**SHORT EXERCISE**:
Output all the entries word for word. Omit the pictures.

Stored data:
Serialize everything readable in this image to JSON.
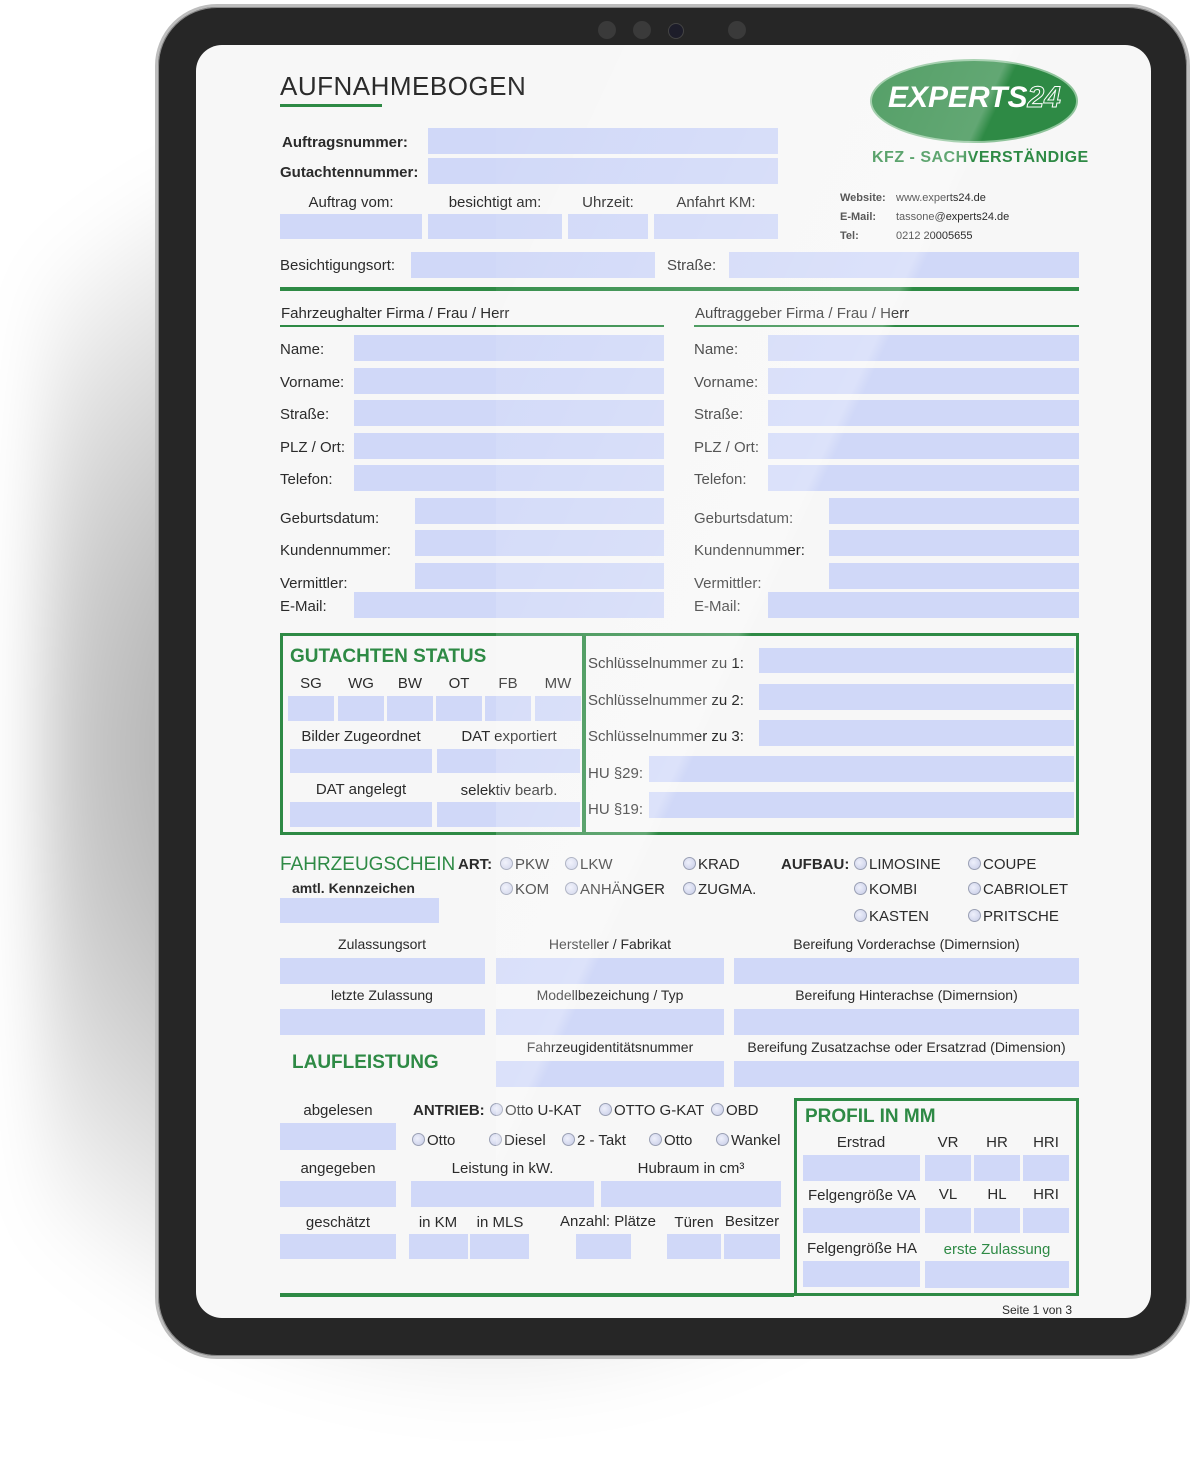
{
  "header": {
    "title": "AUFNAHMEBOGEN",
    "logo_text": "EXPERTS",
    "logo_number": "24",
    "tagline": "KFZ - SACHVERSTÄNDIGE",
    "contact": {
      "website_label": "Website:",
      "website": "www.experts24.de",
      "email_label": "E-Mail:",
      "email": "tassone@experts24.de",
      "tel_label": "Tel:",
      "tel": "0212 20005655"
    }
  },
  "order": {
    "auftragsnummer": {
      "label": "Auftragsnummer:",
      "value": ""
    },
    "gutachtennummer": {
      "label": "Gutachtennummer:",
      "value": ""
    },
    "auftrag_vom": {
      "label": "Auftrag vom:",
      "value": ""
    },
    "besichtigt_am": {
      "label": "besichtigt am:",
      "value": ""
    },
    "uhrzeit": {
      "label": "Uhrzeit:",
      "value": ""
    },
    "anfahrt_km": {
      "label": "Anfahrt KM:",
      "value": ""
    },
    "besichtigungsort": {
      "label": "Besichtigungsort:",
      "value": ""
    },
    "strasse": {
      "label": "Straße:",
      "value": ""
    }
  },
  "fahrzeughalter": {
    "heading": "Fahrzeughalter Firma / Frau / Herr",
    "fields": [
      {
        "label": "Name:",
        "value": ""
      },
      {
        "label": "Vorname:",
        "value": ""
      },
      {
        "label": "Straße:",
        "value": ""
      },
      {
        "label": "PLZ / Ort:",
        "value": ""
      },
      {
        "label": "Telefon:",
        "value": ""
      },
      {
        "label": "Geburtsdatum:",
        "value": ""
      },
      {
        "label": "Kundennummer:",
        "value": ""
      },
      {
        "label": "Vermittler:",
        "value": ""
      },
      {
        "label": "E-Mail:",
        "value": ""
      }
    ]
  },
  "auftraggeber": {
    "heading": "Auftraggeber Firma / Frau / Herr",
    "fields": [
      {
        "label": "Name:",
        "value": ""
      },
      {
        "label": "Vorname:",
        "value": ""
      },
      {
        "label": "Straße:",
        "value": ""
      },
      {
        "label": "PLZ / Ort:",
        "value": ""
      },
      {
        "label": "Telefon:",
        "value": ""
      },
      {
        "label": "Geburtsdatum:",
        "value": ""
      },
      {
        "label": "Kundennummer:",
        "value": ""
      },
      {
        "label": "Vermittler:",
        "value": ""
      },
      {
        "label": "E-Mail:",
        "value": ""
      }
    ]
  },
  "gutachten_status": {
    "heading": "GUTACHTEN STATUS",
    "columns": [
      "SG",
      "WG",
      "BW",
      "OT",
      "FB",
      "MW"
    ],
    "bilder_zugeordnet": "Bilder Zugeordnet",
    "dat_exportiert": "DAT exportiert",
    "dat_angelegt": "DAT angelegt",
    "selektiv_bearb": "selektiv bearb."
  },
  "schluessel": {
    "sn1": "Schlüsselnummer zu 1:",
    "sn2": "Schlüsselnummer zu 2:",
    "sn3": "Schlüsselnummer zu 3:",
    "hu29": "HU §29:",
    "hu19": "HU §19:"
  },
  "fahrzeugschein": {
    "heading": "FAHRZEUGSCHEIN",
    "kennzeichen_label": "amtl. Kennzeichen",
    "art_label": "ART:",
    "art_options": [
      "PKW",
      "LKW",
      "KRAD",
      "KOM",
      "ANHÄNGER",
      "ZUGMA."
    ],
    "aufbau_label": "AUFBAU:",
    "aufbau_options": [
      "LIMOSINE",
      "COUPE",
      "KOMBI",
      "CABRIOLET",
      "KASTEN",
      "PRITSCHE"
    ],
    "zulassungsort": "Zulassungsort",
    "hersteller": "Hersteller / Fabrikat",
    "bereifung_va": "Bereifung Vorderachse (Dimernsion)",
    "letzte_zulassung": "letzte Zulassung",
    "modell": "Modellbezeichung / Typ",
    "bereifung_ha": "Bereifung Hinterachse (Dimernsion)",
    "fin": "Fahrzeugidentitätsnummer",
    "bereifung_za": "Bereifung Zusatzachse oder Ersatzrad (Dimension)"
  },
  "laufleistung": {
    "heading": "LAUFLEISTUNG",
    "abgelesen": "abgelesen",
    "angegeben": "angegeben",
    "geschaetzt": "geschätzt",
    "antrieb_label": "ANTRIEB:",
    "antrieb_options": [
      "Otto U-KAT",
      "OTTO G-KAT",
      "OBD",
      "Otto",
      "Diesel",
      "2 - Takt",
      "Otto",
      "Wankel"
    ],
    "leistung": "Leistung in kW.",
    "hubraum": "Hubraum in cm³",
    "in_km": "in KM",
    "in_mls": "in MLS",
    "anzahl_plaetze": "Anzahl: Plätze",
    "tueren": "Türen",
    "besitzer": "Besitzer"
  },
  "profil": {
    "heading": "PROFIL IN MM",
    "erstrad": "Erstrad",
    "vr": "VR",
    "hr": "HR",
    "hri1": "HRI",
    "felgen_va": "Felgengröße VA",
    "vl": "VL",
    "hl": "HL",
    "hri2": "HRI",
    "felgen_ha": "Felgengröße HA",
    "erste_zulassung": "erste Zulassung"
  },
  "footer": {
    "page": "Seite 1 von 3"
  },
  "colors": {
    "accent": "#2e8a45",
    "field": "#d0d8f8",
    "text": "#2b2b2b"
  }
}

**EXERCISE SOLUTION**:
Serialize everything readable in this image to JSON.
{
  "header": {
    "title": "AUFNAHMEBOGEN",
    "logo_text": "EXPERTS",
    "logo_number": "24",
    "tagline": "KFZ - SACHVERSTÄNDIGE",
    "contact": {
      "website_label": "Website:",
      "website": "www.experts24.de",
      "email_label": "E-Mail:",
      "email": "tassone@experts24.de",
      "tel_label": "Tel:",
      "tel": "0212 20005655"
    }
  },
  "order": {
    "auftragsnummer": {
      "label": "Auftragsnummer:",
      "value": ""
    },
    "gutachtennummer": {
      "label": "Gutachtennummer:",
      "value": ""
    },
    "auftrag_vom": {
      "label": "Auftrag vom:",
      "value": ""
    },
    "besichtigt_am": {
      "label": "besichtigt am:",
      "value": ""
    },
    "uhrzeit": {
      "label": "Uhrzeit:",
      "value": ""
    },
    "anfahrt_km": {
      "label": "Anfahrt KM:",
      "value": ""
    },
    "besichtigungsort": {
      "label": "Besichtigungsort:",
      "value": ""
    },
    "strasse": {
      "label": "Straße:",
      "value": ""
    }
  },
  "fahrzeughalter": {
    "heading": "Fahrzeughalter Firma / Frau / Herr",
    "fields": [
      {
        "label": "Name:",
        "value": ""
      },
      {
        "label": "Vorname:",
        "value": ""
      },
      {
        "label": "Straße:",
        "value": ""
      },
      {
        "label": "PLZ / Ort:",
        "value": ""
      },
      {
        "label": "Telefon:",
        "value": ""
      },
      {
        "label": "Geburtsdatum:",
        "value": ""
      },
      {
        "label": "Kundennummer:",
        "value": ""
      },
      {
        "label": "Vermittler:",
        "value": ""
      },
      {
        "label": "E-Mail:",
        "value": ""
      }
    ]
  },
  "auftraggeber": {
    "heading": "Auftraggeber Firma / Frau / Herr",
    "fields": [
      {
        "label": "Name:",
        "value": ""
      },
      {
        "label": "Vorname:",
        "value": ""
      },
      {
        "label": "Straße:",
        "value": ""
      },
      {
        "label": "PLZ / Ort:",
        "value": ""
      },
      {
        "label": "Telefon:",
        "value": ""
      },
      {
        "label": "Geburtsdatum:",
        "value": ""
      },
      {
        "label": "Kundennummer:",
        "value": ""
      },
      {
        "label": "Vermittler:",
        "value": ""
      },
      {
        "label": "E-Mail:",
        "value": ""
      }
    ]
  },
  "gutachten_status": {
    "heading": "GUTACHTEN STATUS",
    "columns": [
      "SG",
      "WG",
      "BW",
      "OT",
      "FB",
      "MW"
    ],
    "bilder_zugeordnet": "Bilder Zugeordnet",
    "dat_exportiert": "DAT exportiert",
    "dat_angelegt": "DAT angelegt",
    "selektiv_bearb": "selektiv bearb."
  },
  "schluessel": {
    "sn1": "Schlüsselnummer zu 1:",
    "sn2": "Schlüsselnummer zu 2:",
    "sn3": "Schlüsselnummer zu 3:",
    "hu29": "HU §29:",
    "hu19": "HU §19:"
  },
  "fahrzeugschein": {
    "heading": "FAHRZEUGSCHEIN",
    "kennzeichen_label": "amtl. Kennzeichen",
    "art_label": "ART:",
    "art_options": [
      "PKW",
      "LKW",
      "KRAD",
      "KOM",
      "ANHÄNGER",
      "ZUGMA."
    ],
    "aufbau_label": "AUFBAU:",
    "aufbau_options": [
      "LIMOSINE",
      "COUPE",
      "KOMBI",
      "CABRIOLET",
      "KASTEN",
      "PRITSCHE"
    ],
    "zulassungsort": "Zulassungsort",
    "hersteller": "Hersteller / Fabrikat",
    "bereifung_va": "Bereifung Vorderachse (Dimernsion)",
    "letzte_zulassung": "letzte Zulassung",
    "modell": "Modellbezeichung / Typ",
    "bereifung_ha": "Bereifung Hinterachse (Dimernsion)",
    "fin": "Fahrzeugidentitätsnummer",
    "bereifung_za": "Bereifung Zusatzachse oder Ersatzrad (Dimension)"
  },
  "laufleistung": {
    "heading": "LAUFLEISTUNG",
    "abgelesen": "abgelesen",
    "angegeben": "angegeben",
    "geschaetzt": "geschätzt",
    "antrieb_label": "ANTRIEB:",
    "antrieb_options": [
      "Otto U-KAT",
      "OTTO G-KAT",
      "OBD",
      "Otto",
      "Diesel",
      "2 - Takt",
      "Otto",
      "Wankel"
    ],
    "leistung": "Leistung in kW.",
    "hubraum": "Hubraum in cm³",
    "in_km": "in KM",
    "in_mls": "in MLS",
    "anzahl_plaetze": "Anzahl: Plätze",
    "tueren": "Türen",
    "besitzer": "Besitzer"
  },
  "profil": {
    "heading": "PROFIL IN MM",
    "erstrad": "Erstrad",
    "vr": "VR",
    "hr": "HR",
    "hri1": "HRI",
    "felgen_va": "Felgengröße VA",
    "vl": "VL",
    "hl": "HL",
    "hri2": "HRI",
    "felgen_ha": "Felgengröße HA",
    "erste_zulassung": "erste Zulassung"
  },
  "footer": {
    "page": "Seite 1 von 3"
  },
  "colors": {
    "accent": "#2e8a45",
    "field": "#d0d8f8",
    "text": "#2b2b2b"
  }
}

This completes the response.